* _What the exercise asks_
Give the number of lines below that contain the word "this", and nothing else.

* _Stored data_
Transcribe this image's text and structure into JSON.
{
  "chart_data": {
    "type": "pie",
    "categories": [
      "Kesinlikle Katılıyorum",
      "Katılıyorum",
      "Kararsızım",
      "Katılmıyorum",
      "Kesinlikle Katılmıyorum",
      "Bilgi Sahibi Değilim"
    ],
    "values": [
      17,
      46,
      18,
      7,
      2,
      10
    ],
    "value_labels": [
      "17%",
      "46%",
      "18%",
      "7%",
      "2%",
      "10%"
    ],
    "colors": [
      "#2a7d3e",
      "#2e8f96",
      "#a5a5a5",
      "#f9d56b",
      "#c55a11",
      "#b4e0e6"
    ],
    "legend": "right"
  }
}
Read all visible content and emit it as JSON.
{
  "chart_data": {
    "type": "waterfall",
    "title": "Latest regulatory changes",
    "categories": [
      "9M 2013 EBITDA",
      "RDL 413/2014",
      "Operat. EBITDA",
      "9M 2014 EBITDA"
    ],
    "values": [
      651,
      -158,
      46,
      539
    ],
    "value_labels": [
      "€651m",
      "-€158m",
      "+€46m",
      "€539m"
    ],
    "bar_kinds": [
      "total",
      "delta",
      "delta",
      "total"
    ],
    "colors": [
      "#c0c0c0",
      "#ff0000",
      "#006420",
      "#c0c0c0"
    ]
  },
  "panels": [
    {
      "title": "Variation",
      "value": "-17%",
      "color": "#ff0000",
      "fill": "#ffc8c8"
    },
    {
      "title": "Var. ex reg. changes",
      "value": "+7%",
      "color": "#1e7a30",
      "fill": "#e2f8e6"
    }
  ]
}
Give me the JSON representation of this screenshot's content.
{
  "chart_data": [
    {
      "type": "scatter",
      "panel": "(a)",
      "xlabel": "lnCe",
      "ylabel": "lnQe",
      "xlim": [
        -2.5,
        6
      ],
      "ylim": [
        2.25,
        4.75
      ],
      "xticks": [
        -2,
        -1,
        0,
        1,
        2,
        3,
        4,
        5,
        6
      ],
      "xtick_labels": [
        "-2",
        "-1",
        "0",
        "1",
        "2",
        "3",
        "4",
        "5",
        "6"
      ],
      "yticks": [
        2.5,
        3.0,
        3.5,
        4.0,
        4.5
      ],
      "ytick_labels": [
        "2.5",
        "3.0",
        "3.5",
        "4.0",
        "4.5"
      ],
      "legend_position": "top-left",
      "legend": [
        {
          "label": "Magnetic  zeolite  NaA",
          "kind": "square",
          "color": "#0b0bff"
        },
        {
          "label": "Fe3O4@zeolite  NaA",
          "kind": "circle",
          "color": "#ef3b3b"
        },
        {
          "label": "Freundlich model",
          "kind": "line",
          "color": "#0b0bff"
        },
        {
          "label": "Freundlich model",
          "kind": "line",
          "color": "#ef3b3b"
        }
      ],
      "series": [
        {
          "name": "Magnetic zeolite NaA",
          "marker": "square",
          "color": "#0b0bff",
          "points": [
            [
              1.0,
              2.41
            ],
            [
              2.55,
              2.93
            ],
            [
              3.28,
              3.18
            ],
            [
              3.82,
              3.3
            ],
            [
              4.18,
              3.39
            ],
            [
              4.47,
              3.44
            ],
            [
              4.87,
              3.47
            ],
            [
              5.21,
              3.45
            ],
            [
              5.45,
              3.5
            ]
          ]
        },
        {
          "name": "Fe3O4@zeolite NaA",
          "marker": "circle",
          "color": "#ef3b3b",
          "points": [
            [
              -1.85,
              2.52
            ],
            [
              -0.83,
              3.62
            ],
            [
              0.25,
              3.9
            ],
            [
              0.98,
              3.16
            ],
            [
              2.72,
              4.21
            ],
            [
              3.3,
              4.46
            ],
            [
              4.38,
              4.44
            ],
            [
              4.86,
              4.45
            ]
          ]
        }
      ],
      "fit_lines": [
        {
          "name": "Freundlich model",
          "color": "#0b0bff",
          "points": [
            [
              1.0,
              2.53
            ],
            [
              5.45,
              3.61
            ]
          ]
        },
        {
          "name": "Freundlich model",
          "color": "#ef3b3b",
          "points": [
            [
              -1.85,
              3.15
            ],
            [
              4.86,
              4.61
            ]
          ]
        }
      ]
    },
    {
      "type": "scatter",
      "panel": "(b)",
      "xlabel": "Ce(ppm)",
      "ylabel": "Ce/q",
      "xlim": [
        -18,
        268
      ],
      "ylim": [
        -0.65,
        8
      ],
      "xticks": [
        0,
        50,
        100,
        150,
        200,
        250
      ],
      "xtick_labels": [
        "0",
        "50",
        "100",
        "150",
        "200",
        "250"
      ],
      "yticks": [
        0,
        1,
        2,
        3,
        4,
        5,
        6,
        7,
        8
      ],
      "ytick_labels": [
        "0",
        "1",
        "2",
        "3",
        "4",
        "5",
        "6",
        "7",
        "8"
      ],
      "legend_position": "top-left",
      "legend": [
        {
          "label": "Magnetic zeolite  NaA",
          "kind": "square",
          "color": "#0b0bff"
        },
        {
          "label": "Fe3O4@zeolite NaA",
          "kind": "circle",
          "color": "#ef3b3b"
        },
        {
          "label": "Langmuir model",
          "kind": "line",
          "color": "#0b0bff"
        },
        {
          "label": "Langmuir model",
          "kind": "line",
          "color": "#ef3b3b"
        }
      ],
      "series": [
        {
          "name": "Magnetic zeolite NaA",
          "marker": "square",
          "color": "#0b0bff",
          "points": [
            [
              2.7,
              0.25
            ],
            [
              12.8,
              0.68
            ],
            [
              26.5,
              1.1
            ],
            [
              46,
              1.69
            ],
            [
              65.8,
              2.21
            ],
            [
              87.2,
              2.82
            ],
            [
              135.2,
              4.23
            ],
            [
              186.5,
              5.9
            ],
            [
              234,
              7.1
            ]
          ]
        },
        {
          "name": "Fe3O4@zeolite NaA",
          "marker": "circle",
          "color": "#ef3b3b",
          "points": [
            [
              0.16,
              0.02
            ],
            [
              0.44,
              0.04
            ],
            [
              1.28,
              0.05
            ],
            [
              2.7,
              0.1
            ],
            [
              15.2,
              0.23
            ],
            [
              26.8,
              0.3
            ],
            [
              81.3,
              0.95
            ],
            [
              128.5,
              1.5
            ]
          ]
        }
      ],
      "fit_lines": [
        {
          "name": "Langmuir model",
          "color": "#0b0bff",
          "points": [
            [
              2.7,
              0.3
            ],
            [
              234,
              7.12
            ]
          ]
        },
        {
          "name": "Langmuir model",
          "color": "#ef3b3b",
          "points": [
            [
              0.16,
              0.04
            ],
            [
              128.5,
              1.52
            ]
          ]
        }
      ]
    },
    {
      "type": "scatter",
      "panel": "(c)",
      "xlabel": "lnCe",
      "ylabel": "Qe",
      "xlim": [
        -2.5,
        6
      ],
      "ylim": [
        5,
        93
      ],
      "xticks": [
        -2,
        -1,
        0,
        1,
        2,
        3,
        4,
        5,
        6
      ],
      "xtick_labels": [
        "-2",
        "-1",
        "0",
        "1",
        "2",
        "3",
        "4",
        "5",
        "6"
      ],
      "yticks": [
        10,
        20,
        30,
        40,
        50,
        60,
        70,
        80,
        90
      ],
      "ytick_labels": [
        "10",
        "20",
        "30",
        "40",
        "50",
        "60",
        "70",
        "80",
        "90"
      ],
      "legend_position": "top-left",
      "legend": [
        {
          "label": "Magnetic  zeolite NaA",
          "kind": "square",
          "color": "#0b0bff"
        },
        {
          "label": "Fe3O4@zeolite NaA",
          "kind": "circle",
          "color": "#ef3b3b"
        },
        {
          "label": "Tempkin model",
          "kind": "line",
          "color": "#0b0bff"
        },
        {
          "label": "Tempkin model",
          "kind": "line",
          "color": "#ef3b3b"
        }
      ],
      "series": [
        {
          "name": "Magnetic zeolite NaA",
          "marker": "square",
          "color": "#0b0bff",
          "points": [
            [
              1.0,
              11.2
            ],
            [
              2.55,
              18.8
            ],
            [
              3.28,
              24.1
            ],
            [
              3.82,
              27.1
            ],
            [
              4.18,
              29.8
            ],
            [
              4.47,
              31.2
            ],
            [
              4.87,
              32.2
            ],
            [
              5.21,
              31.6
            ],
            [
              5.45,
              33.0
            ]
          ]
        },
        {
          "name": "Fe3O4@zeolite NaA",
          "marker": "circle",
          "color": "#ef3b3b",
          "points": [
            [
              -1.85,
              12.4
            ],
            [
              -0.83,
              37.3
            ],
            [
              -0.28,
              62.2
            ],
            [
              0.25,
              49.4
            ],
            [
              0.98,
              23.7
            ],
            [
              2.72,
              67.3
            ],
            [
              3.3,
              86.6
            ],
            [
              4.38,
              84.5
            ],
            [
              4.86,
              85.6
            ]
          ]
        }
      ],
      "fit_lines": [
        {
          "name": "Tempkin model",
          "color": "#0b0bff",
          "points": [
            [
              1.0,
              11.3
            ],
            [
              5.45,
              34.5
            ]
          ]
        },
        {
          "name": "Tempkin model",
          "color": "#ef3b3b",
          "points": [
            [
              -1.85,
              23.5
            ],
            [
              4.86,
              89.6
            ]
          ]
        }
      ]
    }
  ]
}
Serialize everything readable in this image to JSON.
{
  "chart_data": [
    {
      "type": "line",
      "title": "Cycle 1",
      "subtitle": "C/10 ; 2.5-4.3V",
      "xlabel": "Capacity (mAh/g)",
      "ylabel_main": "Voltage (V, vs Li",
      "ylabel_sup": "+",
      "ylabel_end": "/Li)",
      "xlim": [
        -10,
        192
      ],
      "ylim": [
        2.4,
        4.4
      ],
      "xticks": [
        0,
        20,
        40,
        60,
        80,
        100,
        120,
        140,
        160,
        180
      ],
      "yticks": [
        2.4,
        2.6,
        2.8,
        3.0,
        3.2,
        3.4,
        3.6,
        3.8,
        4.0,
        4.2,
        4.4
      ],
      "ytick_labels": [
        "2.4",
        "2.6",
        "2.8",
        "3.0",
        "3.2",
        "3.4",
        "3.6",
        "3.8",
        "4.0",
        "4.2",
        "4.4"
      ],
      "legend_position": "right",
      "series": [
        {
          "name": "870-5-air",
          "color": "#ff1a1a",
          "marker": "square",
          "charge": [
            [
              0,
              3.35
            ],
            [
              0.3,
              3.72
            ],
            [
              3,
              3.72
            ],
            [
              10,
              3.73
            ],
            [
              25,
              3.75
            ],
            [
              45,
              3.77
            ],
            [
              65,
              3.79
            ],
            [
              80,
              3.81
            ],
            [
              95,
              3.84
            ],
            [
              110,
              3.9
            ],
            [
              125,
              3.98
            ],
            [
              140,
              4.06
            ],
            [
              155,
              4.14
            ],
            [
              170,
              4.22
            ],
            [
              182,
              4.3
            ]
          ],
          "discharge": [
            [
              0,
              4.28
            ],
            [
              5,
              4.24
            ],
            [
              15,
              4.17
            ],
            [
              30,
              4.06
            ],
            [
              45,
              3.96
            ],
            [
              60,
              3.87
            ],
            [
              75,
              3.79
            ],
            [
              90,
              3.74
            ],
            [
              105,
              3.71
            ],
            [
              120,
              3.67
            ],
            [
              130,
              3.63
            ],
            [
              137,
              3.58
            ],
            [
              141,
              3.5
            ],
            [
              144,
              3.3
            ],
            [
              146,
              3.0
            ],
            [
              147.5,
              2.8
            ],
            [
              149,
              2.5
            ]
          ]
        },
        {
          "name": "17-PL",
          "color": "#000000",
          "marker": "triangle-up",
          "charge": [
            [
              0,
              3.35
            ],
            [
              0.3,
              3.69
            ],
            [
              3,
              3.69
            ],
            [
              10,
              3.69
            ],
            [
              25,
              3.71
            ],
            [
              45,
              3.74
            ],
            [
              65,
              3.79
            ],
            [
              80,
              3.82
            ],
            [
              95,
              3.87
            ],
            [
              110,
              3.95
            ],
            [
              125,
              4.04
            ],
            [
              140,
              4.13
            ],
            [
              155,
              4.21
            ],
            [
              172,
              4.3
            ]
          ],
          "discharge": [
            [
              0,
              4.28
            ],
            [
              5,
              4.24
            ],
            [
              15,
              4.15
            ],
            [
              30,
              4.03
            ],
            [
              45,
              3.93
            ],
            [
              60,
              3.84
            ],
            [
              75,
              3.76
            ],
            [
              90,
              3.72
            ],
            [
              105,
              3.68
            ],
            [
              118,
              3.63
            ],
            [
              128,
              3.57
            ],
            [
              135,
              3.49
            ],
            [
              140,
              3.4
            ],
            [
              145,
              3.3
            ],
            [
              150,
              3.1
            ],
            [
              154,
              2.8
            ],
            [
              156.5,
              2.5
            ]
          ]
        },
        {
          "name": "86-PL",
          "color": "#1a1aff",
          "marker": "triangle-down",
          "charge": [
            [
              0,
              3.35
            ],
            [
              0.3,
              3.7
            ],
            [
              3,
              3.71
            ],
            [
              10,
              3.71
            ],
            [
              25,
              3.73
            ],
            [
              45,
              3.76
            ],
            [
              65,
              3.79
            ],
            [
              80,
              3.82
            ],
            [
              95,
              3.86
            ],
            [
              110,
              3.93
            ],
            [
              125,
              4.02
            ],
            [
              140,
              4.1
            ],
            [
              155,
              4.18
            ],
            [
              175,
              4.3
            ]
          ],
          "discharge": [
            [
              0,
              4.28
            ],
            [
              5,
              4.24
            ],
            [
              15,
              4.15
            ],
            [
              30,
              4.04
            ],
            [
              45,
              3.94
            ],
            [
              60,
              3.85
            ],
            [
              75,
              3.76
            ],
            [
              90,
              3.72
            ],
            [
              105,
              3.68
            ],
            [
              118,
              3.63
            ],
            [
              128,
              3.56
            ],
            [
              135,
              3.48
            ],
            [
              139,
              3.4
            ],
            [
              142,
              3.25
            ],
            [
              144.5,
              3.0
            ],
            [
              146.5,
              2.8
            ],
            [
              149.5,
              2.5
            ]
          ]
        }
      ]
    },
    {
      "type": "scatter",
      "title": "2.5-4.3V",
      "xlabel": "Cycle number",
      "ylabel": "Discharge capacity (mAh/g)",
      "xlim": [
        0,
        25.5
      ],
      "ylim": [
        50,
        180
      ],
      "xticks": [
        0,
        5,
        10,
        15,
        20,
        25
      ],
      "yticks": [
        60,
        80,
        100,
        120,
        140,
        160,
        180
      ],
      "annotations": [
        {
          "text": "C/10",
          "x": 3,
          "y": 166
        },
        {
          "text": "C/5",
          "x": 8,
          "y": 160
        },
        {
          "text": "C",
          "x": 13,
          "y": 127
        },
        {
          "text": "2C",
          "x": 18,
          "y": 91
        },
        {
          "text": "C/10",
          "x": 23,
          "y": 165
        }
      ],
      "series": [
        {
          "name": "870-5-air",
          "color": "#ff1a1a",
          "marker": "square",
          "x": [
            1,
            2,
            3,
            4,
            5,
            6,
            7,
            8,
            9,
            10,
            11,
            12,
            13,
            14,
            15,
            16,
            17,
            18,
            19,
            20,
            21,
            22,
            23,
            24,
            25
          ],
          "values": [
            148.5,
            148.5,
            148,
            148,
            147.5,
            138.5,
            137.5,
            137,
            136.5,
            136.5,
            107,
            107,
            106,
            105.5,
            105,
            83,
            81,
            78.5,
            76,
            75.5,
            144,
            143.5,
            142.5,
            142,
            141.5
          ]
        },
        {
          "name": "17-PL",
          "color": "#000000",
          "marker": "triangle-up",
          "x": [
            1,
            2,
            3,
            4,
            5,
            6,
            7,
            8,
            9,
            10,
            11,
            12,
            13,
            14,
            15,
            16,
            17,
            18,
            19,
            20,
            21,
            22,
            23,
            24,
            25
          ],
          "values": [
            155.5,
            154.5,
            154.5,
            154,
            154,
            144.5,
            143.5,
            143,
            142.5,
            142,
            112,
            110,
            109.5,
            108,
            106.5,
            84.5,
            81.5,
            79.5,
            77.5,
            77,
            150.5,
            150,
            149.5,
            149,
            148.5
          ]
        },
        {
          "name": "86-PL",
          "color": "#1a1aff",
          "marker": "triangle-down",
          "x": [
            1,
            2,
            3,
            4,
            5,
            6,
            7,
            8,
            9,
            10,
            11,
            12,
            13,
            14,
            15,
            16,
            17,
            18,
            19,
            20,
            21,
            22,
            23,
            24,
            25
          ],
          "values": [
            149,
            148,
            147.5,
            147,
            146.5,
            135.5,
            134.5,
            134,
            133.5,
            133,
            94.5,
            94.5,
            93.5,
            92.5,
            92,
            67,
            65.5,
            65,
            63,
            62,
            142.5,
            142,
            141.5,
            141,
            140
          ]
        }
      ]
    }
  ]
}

* _Complete output_
3